> **TASK DESCRIPTION**
Search the material below for the word "next". Copy every line that has it.

> **DATA ROWS**
## START

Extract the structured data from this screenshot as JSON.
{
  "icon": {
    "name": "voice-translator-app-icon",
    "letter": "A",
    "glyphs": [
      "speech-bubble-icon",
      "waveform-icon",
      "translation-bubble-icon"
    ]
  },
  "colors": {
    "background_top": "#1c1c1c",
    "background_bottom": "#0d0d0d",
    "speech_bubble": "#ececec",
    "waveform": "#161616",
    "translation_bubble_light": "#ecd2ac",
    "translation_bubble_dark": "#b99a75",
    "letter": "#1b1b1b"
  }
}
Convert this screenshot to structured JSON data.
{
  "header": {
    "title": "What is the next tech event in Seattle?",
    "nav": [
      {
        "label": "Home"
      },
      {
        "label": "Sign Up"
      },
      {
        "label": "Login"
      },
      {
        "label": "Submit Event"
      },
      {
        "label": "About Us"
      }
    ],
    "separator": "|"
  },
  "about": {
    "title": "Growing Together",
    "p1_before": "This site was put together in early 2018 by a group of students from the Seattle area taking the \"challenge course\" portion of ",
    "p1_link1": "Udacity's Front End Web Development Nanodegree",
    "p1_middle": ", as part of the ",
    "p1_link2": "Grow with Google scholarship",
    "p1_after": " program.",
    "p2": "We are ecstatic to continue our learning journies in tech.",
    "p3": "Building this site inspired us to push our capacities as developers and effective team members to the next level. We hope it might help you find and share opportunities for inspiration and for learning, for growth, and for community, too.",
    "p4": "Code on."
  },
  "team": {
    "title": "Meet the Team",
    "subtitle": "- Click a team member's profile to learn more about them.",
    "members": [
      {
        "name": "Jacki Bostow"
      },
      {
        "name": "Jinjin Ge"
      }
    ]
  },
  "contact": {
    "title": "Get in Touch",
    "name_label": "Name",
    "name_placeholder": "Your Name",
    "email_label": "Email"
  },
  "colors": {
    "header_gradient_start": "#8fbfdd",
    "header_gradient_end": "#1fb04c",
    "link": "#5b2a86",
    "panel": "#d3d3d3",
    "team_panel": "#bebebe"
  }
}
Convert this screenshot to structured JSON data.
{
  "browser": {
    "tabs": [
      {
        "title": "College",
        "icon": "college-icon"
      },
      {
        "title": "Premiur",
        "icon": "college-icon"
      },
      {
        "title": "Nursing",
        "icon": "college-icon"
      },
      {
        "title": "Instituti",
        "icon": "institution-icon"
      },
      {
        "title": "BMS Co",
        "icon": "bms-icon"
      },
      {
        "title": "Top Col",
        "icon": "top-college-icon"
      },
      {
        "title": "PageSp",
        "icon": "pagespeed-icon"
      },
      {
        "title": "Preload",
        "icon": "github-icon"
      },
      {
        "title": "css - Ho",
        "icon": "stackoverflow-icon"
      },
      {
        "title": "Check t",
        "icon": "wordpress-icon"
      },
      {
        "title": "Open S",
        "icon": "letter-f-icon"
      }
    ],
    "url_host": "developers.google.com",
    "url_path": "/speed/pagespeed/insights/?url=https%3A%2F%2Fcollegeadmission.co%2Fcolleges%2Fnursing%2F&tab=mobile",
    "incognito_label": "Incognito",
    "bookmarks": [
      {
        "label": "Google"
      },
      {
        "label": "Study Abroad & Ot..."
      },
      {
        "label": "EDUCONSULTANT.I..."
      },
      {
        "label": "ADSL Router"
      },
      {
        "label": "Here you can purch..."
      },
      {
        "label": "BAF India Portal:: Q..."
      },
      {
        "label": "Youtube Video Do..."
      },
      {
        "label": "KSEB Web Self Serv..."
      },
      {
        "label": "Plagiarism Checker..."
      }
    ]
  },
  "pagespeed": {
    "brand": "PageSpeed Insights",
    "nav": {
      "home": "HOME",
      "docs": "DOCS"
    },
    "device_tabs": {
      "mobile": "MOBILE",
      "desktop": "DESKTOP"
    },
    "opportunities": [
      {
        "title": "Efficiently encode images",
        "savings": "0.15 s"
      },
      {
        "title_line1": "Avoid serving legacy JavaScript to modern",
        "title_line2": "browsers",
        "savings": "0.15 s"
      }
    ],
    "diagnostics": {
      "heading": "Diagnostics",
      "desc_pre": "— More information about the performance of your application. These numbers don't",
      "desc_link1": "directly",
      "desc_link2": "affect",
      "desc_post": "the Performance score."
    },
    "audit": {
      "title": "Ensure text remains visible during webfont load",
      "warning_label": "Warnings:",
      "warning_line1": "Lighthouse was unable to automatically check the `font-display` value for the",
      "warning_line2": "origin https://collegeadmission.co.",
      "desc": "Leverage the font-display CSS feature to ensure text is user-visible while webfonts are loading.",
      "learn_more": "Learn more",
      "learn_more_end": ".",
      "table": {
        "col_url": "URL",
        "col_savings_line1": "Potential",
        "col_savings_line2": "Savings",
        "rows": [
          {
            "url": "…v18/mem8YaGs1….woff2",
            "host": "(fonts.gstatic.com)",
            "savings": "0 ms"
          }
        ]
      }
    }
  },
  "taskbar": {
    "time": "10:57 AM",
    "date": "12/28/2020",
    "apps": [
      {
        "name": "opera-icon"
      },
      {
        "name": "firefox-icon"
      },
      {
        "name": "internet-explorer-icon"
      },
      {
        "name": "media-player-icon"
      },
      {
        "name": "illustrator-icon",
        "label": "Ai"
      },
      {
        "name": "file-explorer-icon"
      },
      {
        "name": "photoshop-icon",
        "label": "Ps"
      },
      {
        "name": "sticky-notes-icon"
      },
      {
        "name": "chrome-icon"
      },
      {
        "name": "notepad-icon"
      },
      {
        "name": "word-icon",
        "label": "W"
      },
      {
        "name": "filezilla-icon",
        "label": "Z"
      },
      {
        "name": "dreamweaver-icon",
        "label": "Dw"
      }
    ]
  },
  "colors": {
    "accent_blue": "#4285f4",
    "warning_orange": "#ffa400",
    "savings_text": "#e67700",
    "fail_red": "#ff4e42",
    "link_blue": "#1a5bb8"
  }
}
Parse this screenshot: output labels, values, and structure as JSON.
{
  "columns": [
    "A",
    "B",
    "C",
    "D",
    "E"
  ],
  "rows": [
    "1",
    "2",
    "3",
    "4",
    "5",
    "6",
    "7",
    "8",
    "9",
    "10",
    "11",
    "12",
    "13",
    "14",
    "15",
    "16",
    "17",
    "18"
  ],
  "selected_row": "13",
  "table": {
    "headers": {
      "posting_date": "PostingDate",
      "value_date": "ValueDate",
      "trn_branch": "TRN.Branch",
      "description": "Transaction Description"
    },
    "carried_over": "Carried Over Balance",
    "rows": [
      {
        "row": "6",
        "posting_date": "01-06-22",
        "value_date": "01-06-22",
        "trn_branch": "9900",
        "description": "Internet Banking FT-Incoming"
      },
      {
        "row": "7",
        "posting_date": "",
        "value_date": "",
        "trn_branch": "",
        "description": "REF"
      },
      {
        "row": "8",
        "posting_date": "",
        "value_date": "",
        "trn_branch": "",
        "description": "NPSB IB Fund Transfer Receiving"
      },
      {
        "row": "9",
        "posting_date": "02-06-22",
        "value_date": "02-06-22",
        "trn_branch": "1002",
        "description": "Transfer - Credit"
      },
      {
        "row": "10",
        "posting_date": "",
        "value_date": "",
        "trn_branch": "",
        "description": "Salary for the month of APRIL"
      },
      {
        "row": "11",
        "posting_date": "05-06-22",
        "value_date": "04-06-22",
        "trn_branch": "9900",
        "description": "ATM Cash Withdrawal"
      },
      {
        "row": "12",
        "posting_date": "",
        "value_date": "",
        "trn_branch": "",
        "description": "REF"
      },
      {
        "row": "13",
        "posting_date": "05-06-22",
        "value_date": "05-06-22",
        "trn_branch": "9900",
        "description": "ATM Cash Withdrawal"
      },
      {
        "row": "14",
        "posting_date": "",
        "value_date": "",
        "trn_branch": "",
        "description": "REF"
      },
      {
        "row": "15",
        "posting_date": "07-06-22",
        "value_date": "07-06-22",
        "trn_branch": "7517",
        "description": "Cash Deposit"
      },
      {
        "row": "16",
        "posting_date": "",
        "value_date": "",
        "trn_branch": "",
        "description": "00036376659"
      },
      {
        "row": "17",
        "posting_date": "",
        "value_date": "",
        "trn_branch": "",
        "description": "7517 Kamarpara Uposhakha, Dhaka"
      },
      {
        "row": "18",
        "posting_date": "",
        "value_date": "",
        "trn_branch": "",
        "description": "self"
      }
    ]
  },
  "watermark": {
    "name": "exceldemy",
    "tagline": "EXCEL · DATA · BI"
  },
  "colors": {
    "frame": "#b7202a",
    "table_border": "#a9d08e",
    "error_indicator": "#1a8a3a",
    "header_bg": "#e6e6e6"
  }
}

## END

> **TASK RESULT**
    "title": "What is the next tech event in Seattle?",
    "p3": "Building this site inspired us to push our capacities as developers and effective team members to the next level. We hope it might help you find and share opportunities for inspiration and for learning, for growth, and for community, too.",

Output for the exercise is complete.